(Lines of data)
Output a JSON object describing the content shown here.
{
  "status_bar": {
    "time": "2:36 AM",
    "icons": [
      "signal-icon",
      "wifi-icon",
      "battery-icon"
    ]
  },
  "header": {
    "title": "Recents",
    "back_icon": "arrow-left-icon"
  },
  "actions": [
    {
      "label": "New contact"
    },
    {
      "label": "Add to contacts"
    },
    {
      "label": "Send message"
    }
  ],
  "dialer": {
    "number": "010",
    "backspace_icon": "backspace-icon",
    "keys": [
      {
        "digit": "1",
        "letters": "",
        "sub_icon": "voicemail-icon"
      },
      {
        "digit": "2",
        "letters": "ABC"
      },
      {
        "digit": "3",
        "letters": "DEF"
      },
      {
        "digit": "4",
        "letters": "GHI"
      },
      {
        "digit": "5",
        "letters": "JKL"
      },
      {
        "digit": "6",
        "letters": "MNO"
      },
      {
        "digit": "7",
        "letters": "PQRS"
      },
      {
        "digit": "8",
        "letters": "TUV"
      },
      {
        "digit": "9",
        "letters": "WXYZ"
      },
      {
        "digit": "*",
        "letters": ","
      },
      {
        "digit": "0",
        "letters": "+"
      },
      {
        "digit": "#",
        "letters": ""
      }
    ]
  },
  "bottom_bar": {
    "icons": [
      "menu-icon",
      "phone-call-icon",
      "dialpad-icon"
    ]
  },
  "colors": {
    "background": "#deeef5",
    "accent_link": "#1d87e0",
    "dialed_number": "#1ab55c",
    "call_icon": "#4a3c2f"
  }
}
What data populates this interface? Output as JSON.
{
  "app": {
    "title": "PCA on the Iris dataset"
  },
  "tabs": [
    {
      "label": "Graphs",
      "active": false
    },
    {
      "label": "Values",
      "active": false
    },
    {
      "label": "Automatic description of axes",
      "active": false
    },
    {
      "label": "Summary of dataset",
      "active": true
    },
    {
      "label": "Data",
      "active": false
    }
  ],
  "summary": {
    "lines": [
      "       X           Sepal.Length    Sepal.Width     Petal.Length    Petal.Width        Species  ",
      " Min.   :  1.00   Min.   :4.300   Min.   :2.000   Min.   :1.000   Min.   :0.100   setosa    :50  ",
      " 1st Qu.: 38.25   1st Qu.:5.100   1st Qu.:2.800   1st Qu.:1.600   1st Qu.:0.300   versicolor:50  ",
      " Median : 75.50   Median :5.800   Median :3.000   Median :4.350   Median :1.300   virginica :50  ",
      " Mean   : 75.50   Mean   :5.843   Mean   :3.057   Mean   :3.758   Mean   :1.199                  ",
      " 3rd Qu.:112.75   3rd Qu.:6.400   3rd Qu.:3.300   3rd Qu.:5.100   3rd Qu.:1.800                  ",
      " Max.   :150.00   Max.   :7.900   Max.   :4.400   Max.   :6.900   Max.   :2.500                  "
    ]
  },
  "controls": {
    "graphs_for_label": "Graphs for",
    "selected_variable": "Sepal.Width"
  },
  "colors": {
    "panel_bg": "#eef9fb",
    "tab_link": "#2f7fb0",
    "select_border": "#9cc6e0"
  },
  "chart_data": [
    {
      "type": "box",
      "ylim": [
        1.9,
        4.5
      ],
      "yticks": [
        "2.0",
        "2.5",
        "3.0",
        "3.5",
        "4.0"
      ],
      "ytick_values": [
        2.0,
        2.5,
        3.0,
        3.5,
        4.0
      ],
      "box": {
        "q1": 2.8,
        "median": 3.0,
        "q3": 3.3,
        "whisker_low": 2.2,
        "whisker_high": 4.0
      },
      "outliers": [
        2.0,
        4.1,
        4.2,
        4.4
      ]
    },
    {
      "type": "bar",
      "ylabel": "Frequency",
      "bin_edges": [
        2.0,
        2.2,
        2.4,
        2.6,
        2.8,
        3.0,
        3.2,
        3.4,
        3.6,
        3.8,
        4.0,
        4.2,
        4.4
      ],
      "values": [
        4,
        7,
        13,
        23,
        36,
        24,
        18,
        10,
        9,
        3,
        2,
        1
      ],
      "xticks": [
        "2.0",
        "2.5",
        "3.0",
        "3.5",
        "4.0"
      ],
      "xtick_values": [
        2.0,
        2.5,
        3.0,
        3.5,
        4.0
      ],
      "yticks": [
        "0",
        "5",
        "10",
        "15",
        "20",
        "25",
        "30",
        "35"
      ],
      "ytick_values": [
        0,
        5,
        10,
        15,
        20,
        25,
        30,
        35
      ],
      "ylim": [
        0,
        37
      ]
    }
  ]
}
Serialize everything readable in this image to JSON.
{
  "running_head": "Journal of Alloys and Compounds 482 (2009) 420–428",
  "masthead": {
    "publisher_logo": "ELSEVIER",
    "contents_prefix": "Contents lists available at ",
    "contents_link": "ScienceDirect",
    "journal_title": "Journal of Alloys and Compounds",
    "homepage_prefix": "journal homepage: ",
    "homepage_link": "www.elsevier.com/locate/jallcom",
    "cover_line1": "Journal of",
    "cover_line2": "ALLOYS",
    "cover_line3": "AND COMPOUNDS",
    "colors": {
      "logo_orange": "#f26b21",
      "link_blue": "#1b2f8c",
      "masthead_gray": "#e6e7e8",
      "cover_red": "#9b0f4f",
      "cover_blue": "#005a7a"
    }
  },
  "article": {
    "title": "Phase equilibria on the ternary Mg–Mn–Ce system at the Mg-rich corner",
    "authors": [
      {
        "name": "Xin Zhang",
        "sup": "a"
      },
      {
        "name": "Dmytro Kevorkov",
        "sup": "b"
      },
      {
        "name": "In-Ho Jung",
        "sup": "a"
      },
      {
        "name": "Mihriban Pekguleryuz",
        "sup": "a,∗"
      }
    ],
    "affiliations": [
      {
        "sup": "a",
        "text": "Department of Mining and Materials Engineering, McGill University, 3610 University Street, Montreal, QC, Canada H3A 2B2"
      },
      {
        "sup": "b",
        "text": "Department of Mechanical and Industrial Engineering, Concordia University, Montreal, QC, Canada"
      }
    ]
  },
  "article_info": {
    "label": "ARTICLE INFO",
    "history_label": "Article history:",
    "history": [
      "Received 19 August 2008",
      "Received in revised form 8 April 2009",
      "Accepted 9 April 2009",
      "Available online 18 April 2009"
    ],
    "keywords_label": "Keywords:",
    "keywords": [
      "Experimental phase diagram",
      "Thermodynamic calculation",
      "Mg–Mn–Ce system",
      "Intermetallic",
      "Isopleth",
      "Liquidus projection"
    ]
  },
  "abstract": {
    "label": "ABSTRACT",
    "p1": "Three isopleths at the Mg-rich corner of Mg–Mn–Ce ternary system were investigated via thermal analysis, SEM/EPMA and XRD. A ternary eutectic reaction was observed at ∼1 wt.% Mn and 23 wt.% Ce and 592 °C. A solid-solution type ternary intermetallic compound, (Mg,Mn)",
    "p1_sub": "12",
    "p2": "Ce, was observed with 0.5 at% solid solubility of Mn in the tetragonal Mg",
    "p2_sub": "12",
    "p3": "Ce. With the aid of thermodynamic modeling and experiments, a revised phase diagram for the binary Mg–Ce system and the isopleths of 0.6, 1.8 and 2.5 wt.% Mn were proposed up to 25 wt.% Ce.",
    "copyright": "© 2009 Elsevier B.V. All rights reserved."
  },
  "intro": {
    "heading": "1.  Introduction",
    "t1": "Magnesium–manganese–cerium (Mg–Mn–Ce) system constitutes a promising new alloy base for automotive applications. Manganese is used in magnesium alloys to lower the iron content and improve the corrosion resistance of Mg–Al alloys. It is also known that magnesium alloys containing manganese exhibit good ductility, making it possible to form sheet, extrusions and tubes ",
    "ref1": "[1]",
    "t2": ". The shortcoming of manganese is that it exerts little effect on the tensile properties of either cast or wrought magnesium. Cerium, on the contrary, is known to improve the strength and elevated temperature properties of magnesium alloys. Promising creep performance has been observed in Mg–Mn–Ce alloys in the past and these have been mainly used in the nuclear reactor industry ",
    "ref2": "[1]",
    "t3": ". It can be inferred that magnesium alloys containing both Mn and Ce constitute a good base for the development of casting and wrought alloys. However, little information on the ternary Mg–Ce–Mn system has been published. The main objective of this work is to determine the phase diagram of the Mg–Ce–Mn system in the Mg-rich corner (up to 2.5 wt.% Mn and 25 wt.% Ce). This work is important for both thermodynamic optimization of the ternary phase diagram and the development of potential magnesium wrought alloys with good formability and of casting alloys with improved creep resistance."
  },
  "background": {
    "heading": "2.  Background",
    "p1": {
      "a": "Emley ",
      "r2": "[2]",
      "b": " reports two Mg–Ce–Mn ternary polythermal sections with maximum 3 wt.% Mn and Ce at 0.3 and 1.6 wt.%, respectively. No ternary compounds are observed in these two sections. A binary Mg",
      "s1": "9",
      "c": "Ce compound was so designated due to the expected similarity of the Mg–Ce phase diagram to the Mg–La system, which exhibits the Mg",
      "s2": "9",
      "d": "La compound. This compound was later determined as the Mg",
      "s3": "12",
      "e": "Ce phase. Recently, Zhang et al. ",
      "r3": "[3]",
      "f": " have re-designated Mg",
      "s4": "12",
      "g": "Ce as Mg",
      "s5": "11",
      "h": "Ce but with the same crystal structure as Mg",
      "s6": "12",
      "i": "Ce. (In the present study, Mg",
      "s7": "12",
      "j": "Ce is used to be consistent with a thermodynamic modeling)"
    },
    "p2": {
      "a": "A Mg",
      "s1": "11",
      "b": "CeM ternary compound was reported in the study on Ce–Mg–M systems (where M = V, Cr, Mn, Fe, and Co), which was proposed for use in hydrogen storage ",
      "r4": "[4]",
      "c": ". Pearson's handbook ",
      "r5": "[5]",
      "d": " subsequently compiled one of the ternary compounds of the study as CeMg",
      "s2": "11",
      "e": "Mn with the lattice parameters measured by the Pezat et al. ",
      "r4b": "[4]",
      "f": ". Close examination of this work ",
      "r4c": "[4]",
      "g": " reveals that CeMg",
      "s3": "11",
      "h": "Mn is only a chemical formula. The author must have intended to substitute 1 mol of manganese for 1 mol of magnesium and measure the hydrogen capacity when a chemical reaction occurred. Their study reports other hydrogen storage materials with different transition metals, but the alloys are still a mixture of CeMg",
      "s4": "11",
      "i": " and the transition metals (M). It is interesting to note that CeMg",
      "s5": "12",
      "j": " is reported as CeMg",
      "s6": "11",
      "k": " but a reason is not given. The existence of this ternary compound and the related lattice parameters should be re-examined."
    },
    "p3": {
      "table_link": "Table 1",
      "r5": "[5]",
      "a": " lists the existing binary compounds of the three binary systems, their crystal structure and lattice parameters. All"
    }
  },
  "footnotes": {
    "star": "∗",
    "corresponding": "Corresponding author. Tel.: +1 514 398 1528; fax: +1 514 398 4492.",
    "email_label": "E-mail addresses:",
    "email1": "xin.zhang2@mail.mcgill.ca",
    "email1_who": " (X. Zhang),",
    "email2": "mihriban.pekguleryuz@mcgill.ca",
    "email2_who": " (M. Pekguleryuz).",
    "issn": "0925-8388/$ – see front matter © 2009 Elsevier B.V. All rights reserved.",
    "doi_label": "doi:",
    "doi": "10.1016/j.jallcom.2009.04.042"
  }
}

> **What is required**: Using the records above, pull out each line where the word "rights" occurs.

> **Task answer**:
    "copyright": "© 2009 Elsevier B.V. All rights reserved."
    "issn": "0925-8388/$ – see front matter © 2009 Elsevier B.V. All rights reserved.",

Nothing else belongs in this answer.